Dataset records
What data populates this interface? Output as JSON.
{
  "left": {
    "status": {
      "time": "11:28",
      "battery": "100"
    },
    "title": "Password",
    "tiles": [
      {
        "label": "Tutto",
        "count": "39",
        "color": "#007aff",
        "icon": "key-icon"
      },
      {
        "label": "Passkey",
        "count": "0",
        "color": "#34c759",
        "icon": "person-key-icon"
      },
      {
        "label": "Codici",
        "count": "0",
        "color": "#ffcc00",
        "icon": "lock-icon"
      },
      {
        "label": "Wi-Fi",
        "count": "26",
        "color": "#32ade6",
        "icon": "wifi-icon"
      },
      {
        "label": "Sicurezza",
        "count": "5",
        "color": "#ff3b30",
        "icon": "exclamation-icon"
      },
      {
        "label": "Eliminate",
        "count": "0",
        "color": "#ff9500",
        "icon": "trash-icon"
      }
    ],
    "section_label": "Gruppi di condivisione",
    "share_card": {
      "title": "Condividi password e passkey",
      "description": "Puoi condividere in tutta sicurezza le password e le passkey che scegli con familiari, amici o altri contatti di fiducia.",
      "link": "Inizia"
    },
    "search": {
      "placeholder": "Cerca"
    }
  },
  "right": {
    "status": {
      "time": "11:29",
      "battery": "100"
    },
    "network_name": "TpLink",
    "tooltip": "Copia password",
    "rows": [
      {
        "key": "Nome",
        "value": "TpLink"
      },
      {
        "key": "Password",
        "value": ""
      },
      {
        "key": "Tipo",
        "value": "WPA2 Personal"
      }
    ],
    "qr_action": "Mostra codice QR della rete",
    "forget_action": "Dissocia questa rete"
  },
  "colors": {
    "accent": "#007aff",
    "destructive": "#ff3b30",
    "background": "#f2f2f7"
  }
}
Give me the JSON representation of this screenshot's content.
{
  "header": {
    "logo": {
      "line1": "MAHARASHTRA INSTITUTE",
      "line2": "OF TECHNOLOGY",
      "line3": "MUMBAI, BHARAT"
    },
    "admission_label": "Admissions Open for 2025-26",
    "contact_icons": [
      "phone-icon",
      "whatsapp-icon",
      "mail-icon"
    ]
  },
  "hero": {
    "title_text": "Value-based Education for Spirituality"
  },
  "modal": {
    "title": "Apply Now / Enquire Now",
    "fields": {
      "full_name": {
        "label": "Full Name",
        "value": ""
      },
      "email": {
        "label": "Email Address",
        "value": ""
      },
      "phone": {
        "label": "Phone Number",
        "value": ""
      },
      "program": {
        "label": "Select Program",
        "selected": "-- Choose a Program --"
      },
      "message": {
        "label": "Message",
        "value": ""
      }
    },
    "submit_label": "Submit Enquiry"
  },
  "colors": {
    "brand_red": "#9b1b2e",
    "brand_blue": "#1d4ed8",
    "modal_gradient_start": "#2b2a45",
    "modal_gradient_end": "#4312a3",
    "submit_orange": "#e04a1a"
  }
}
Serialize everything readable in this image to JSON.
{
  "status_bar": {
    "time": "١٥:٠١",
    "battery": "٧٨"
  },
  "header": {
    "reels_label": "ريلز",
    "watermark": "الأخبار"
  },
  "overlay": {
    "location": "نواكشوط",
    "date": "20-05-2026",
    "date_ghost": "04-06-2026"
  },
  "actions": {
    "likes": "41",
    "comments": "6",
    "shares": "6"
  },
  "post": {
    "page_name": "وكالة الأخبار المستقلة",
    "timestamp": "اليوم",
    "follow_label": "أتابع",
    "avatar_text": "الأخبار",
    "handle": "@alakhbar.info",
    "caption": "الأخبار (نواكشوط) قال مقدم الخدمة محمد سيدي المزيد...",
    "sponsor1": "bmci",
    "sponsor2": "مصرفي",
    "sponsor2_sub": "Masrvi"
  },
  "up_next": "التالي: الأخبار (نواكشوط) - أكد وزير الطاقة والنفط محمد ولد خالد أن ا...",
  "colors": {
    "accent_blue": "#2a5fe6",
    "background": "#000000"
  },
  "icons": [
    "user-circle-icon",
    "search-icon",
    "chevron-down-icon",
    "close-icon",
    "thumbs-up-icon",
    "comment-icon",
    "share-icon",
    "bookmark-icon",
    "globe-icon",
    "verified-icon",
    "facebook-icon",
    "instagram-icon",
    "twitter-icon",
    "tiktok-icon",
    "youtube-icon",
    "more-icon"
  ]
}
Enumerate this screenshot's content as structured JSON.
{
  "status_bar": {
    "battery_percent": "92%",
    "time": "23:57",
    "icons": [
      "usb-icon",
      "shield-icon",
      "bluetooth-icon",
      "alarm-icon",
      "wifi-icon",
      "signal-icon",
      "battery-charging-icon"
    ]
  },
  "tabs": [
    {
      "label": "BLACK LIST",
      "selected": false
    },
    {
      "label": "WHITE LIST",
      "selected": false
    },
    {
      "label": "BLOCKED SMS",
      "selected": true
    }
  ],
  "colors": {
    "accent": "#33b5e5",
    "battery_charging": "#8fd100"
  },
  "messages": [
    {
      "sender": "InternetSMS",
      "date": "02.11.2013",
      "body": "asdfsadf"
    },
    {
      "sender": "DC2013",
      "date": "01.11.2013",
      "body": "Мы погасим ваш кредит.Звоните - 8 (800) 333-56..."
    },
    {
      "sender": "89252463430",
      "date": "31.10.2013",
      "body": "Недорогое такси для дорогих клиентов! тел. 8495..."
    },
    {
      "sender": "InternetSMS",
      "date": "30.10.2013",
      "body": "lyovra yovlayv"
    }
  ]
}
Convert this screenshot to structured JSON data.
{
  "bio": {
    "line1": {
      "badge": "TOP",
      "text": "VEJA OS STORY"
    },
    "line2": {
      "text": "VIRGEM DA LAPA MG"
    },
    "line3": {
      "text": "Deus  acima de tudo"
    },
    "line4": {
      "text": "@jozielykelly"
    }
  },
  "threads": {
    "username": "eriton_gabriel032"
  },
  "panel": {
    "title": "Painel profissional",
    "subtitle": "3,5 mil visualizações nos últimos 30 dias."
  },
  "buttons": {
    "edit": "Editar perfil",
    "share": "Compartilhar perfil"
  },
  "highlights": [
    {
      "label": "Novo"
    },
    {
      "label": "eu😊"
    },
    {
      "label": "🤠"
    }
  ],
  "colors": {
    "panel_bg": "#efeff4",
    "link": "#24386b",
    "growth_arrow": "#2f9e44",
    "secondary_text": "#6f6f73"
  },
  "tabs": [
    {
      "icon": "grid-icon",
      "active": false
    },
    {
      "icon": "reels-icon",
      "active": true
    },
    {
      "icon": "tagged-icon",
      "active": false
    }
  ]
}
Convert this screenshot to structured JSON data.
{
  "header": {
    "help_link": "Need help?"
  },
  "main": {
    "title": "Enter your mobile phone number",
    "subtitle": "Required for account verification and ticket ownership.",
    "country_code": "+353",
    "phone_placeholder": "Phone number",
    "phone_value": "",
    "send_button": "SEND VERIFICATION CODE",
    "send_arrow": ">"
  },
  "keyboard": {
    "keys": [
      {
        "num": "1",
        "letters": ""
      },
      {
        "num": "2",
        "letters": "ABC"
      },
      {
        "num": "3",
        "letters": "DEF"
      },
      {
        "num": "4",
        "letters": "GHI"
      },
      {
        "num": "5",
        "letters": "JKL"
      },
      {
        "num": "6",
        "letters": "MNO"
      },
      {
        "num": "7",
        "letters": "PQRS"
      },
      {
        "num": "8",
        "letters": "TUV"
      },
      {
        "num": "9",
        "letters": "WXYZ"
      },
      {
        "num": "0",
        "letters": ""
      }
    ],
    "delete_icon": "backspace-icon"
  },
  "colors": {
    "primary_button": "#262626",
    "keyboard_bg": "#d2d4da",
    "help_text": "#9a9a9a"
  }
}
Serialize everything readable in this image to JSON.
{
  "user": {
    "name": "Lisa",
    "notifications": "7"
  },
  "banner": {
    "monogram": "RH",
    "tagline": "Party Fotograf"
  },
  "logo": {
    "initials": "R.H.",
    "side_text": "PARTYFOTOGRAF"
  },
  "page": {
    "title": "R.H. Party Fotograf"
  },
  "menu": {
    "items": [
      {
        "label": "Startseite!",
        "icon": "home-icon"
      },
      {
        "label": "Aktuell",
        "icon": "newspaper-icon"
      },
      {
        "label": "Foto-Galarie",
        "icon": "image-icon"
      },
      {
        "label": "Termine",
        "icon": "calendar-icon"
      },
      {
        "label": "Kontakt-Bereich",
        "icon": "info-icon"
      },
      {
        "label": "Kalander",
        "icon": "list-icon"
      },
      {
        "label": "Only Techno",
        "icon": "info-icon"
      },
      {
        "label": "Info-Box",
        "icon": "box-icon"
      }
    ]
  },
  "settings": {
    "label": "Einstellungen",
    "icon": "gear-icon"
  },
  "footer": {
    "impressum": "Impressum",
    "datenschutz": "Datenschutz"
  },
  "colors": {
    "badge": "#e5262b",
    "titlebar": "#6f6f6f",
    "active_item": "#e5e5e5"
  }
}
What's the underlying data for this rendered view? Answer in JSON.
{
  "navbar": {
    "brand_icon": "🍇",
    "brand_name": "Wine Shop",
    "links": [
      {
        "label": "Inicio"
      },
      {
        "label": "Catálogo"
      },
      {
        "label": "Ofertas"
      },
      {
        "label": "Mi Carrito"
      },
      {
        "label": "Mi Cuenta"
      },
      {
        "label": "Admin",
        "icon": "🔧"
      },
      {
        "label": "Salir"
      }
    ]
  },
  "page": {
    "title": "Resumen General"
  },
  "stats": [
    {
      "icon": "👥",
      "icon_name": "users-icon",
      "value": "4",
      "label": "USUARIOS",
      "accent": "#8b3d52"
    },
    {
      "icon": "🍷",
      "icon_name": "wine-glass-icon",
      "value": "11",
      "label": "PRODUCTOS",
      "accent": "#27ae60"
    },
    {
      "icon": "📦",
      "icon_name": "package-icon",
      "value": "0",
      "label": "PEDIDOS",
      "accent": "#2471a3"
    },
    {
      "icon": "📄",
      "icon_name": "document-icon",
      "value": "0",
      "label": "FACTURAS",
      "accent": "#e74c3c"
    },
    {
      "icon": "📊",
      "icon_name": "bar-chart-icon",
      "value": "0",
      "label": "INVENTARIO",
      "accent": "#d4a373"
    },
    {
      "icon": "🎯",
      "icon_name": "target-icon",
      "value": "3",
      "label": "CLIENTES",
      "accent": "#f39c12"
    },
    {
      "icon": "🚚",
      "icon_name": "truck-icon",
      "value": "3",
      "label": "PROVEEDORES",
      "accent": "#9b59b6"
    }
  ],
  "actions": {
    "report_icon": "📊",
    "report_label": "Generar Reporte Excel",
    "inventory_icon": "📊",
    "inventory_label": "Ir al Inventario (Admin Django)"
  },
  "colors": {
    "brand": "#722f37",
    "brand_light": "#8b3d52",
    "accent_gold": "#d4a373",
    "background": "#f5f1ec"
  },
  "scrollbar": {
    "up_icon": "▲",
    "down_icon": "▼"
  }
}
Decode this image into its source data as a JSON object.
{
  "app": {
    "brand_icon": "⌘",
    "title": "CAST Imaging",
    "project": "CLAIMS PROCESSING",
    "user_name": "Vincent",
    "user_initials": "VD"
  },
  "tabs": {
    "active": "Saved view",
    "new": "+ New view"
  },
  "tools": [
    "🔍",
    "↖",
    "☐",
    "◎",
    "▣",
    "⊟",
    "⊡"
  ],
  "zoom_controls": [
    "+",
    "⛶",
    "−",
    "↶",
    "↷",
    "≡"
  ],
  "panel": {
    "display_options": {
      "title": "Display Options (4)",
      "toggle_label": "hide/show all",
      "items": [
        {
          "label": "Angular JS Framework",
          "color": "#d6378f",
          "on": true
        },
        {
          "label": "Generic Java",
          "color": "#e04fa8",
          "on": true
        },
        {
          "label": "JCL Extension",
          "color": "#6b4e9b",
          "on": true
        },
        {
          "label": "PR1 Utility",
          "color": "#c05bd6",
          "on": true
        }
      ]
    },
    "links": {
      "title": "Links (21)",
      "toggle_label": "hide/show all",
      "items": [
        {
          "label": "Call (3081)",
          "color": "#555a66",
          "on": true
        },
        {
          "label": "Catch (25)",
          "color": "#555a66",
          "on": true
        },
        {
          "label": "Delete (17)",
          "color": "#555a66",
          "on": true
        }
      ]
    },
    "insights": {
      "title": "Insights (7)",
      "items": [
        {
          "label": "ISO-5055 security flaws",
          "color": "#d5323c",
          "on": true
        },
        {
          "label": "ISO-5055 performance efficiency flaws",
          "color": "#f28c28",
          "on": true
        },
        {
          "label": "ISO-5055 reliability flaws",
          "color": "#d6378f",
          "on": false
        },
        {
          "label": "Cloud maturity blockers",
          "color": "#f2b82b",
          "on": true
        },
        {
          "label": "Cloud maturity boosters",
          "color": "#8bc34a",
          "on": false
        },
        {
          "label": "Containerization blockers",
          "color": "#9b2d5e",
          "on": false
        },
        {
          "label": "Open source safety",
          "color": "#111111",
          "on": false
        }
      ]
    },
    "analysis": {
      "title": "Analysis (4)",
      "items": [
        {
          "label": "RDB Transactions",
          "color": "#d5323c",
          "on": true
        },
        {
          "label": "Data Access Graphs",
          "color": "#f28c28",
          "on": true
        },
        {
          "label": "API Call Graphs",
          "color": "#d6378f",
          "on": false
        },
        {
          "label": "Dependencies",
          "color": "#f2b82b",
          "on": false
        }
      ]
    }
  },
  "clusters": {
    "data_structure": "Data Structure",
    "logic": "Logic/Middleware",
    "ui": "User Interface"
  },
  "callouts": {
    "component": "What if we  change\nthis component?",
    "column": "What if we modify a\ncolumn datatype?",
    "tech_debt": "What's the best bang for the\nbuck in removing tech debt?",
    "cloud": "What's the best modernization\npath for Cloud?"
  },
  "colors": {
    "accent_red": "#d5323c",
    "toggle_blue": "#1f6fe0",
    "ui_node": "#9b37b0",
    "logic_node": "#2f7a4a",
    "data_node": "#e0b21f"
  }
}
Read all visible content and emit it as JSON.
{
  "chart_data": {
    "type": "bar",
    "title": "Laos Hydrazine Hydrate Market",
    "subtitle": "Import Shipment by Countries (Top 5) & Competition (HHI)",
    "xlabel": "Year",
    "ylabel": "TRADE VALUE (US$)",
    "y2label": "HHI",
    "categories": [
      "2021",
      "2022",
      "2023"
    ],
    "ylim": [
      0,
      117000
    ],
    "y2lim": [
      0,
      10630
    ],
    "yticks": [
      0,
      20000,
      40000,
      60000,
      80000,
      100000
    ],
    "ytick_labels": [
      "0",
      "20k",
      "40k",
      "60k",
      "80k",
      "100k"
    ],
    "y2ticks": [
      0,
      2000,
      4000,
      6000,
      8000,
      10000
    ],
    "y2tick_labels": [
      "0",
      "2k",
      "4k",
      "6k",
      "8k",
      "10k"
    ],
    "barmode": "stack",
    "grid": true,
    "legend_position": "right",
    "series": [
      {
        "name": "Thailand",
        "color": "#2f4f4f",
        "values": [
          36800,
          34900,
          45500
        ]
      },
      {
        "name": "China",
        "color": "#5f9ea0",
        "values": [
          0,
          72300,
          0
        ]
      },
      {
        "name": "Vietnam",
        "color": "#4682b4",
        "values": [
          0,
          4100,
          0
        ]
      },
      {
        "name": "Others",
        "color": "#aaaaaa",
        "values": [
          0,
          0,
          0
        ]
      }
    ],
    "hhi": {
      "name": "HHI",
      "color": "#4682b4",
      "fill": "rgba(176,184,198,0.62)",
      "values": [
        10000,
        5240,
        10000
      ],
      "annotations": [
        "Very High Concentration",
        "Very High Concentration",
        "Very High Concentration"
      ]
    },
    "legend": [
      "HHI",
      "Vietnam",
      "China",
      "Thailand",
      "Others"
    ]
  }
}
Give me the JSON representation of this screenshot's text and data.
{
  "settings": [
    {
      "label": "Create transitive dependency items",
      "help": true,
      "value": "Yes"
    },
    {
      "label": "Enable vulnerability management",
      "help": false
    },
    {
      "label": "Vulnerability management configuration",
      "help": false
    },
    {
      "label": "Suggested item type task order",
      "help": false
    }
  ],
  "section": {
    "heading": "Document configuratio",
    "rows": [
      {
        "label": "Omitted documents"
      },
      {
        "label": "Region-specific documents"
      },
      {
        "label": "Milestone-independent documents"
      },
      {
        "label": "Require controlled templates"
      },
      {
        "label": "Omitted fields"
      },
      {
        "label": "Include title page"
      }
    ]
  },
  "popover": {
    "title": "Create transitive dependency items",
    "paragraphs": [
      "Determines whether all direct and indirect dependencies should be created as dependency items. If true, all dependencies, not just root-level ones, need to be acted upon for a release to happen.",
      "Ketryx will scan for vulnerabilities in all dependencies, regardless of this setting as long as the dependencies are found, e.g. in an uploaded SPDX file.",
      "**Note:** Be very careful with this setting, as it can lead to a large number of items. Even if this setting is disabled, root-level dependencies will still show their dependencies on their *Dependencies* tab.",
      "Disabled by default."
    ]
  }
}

What to produce ▸
From the entries above, copy out every line where the string "screenshot" appears.

Solution to this problem ▸
Give me the JSON representation of this screenshot's content.
Enumerate this screenshot's content as structured JSON.
Convert this screenshot to structured JSON data.
Convert this screenshot to structured JSON data.
Give me the JSON representation of this screenshot's text and data.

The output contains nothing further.